--- begin Record excerpts ---

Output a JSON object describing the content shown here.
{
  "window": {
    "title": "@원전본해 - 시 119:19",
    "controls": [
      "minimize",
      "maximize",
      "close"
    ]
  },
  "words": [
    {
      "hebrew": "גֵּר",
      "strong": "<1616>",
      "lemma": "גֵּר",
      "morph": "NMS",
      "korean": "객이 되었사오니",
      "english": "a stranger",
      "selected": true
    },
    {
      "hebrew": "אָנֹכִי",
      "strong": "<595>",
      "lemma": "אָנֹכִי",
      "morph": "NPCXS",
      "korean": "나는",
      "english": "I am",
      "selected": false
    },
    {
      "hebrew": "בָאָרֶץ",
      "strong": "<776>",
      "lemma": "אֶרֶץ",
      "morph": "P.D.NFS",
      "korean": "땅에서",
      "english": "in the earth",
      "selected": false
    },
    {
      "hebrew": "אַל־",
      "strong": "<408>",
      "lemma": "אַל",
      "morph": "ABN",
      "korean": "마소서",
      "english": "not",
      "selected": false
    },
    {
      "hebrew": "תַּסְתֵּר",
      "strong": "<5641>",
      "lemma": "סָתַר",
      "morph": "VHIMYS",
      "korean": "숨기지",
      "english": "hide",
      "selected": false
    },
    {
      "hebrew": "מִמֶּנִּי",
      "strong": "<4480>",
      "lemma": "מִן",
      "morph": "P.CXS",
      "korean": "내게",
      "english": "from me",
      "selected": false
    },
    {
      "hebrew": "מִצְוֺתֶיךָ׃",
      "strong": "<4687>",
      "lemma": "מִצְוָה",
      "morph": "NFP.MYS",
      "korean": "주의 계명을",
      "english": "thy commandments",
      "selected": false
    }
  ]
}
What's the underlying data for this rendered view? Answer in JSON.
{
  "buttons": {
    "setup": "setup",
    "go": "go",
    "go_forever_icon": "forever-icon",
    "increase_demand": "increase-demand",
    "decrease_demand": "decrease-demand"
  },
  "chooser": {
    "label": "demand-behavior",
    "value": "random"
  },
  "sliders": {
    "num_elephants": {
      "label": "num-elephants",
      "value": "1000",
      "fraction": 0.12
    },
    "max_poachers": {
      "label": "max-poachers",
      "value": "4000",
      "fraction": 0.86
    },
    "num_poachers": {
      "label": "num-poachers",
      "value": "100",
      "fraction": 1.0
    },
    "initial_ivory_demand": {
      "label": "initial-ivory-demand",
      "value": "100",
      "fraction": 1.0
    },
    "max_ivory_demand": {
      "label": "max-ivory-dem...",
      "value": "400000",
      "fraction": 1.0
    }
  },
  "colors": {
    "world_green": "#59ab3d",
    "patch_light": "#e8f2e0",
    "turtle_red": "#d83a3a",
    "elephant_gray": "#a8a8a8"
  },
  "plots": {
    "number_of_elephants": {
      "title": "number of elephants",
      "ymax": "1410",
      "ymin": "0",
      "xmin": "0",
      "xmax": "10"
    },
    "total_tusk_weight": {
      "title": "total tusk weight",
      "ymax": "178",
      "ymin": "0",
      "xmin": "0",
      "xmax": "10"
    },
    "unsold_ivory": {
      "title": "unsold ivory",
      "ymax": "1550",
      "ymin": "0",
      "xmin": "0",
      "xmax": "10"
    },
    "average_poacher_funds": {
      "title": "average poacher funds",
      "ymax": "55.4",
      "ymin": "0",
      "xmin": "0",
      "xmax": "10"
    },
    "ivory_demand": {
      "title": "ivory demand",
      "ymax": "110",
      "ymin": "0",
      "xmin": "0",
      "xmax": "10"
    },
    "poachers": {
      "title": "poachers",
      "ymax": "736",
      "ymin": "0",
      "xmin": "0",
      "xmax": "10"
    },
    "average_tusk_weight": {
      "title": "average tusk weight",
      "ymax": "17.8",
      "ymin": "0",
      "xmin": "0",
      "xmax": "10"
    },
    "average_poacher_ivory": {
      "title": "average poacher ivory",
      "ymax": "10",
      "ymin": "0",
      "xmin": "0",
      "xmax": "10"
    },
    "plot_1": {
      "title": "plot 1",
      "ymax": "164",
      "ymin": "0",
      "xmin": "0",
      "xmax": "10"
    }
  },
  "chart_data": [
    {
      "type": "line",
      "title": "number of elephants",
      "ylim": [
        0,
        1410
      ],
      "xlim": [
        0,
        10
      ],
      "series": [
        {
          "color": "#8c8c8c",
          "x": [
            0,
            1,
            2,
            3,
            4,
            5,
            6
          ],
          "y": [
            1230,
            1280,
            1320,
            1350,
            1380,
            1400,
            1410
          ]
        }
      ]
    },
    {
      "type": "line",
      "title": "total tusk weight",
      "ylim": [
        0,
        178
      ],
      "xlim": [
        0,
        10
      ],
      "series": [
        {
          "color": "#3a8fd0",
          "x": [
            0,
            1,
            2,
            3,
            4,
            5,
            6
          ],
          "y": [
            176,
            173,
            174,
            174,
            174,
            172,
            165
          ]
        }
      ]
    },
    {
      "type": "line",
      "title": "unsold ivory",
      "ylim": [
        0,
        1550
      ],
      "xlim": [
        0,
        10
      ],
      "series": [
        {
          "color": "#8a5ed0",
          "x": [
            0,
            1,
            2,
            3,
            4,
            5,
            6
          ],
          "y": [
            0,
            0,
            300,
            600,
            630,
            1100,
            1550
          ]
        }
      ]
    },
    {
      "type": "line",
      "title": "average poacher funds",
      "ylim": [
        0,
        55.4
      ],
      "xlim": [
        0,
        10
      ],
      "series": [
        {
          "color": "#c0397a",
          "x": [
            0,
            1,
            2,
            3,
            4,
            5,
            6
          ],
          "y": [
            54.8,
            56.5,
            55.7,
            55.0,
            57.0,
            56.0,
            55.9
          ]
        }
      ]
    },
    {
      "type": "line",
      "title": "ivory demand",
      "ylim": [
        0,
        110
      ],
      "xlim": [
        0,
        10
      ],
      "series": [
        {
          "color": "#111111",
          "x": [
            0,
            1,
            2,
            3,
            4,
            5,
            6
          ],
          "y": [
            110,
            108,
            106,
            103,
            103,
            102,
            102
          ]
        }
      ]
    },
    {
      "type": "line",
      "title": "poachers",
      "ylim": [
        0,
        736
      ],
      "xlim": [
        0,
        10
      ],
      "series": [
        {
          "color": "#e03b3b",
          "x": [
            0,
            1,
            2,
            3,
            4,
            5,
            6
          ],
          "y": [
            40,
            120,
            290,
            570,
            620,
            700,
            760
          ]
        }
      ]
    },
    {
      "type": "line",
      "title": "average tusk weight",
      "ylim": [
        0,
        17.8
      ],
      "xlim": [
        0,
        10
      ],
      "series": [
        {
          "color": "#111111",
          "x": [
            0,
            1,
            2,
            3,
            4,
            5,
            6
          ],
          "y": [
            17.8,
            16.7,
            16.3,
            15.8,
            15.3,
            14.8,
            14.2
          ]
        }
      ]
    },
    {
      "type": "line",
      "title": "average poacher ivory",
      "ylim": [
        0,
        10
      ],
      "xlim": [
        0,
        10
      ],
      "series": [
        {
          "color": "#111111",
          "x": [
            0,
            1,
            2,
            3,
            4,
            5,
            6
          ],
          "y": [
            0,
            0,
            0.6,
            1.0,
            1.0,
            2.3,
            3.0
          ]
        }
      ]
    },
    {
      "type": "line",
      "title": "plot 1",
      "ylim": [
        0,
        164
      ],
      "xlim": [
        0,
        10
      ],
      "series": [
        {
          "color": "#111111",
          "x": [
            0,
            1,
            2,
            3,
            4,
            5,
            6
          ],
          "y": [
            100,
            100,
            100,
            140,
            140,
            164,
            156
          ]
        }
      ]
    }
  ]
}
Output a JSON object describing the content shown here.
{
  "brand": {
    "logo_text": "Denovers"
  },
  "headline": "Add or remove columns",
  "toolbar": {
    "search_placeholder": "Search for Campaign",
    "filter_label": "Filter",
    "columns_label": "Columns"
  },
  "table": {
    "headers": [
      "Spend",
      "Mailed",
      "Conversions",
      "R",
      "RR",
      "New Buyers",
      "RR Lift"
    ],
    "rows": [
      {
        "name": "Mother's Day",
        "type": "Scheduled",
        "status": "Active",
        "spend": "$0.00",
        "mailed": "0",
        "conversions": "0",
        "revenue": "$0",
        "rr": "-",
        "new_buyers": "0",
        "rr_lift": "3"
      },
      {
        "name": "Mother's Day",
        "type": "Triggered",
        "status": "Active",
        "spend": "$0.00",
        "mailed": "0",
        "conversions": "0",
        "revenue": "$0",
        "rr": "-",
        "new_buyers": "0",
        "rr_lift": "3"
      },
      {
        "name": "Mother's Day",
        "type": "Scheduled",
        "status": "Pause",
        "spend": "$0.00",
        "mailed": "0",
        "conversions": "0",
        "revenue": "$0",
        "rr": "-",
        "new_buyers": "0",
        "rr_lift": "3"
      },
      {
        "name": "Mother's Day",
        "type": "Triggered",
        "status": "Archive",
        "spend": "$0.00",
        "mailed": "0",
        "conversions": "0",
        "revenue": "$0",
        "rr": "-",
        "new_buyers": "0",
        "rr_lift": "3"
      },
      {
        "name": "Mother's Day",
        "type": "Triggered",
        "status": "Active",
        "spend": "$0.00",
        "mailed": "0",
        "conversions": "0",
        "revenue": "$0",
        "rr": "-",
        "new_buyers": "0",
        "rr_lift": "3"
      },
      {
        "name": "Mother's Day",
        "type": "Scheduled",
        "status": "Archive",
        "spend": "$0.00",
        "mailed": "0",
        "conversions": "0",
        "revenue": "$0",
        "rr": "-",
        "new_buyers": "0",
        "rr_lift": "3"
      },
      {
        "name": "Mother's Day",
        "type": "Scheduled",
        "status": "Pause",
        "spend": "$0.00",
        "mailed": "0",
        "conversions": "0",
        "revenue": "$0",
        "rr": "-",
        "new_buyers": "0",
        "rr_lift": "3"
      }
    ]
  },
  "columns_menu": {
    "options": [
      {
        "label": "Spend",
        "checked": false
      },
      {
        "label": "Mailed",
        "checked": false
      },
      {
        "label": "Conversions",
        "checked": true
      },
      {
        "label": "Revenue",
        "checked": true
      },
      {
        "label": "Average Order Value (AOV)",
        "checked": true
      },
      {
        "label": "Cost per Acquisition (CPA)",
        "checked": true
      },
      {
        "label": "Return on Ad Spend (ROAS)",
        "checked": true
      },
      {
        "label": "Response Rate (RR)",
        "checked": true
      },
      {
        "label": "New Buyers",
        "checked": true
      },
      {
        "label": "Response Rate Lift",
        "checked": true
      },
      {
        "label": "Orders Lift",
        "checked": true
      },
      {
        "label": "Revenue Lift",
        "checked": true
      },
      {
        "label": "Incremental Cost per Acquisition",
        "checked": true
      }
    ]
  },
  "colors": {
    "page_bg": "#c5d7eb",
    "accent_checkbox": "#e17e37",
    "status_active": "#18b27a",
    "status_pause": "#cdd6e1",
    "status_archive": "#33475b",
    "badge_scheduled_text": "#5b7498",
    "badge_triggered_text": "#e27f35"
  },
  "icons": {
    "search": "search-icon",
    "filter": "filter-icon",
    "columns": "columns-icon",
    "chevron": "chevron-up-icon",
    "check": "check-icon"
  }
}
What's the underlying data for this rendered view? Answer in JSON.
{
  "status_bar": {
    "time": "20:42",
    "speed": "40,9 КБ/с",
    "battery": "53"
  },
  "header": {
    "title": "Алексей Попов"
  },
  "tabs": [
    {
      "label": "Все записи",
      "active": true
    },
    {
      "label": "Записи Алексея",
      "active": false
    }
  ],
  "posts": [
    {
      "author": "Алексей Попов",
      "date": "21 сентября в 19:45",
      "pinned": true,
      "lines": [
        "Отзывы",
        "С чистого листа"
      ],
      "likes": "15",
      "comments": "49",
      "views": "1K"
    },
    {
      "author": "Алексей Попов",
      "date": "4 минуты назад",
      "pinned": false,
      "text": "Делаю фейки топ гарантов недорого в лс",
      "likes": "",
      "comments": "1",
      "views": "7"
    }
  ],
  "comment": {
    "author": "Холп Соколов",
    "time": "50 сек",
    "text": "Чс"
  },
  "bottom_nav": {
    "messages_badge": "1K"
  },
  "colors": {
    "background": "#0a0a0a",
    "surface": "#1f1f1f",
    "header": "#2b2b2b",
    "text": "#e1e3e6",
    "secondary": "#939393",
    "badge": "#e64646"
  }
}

--- end Record excerpts ---

• **Objective**
In the entries above, find lines with "ymax" and copy each.

• **Response to this task**
      "ymax": "1410",
      "ymax": "178",
      "ymax": "1550",
      "ymax": "55.4",
      "ymax": "110",
      "ymax": "736",
      "ymax": "17.8",
      "ymax": "10",
      "ymax": "164",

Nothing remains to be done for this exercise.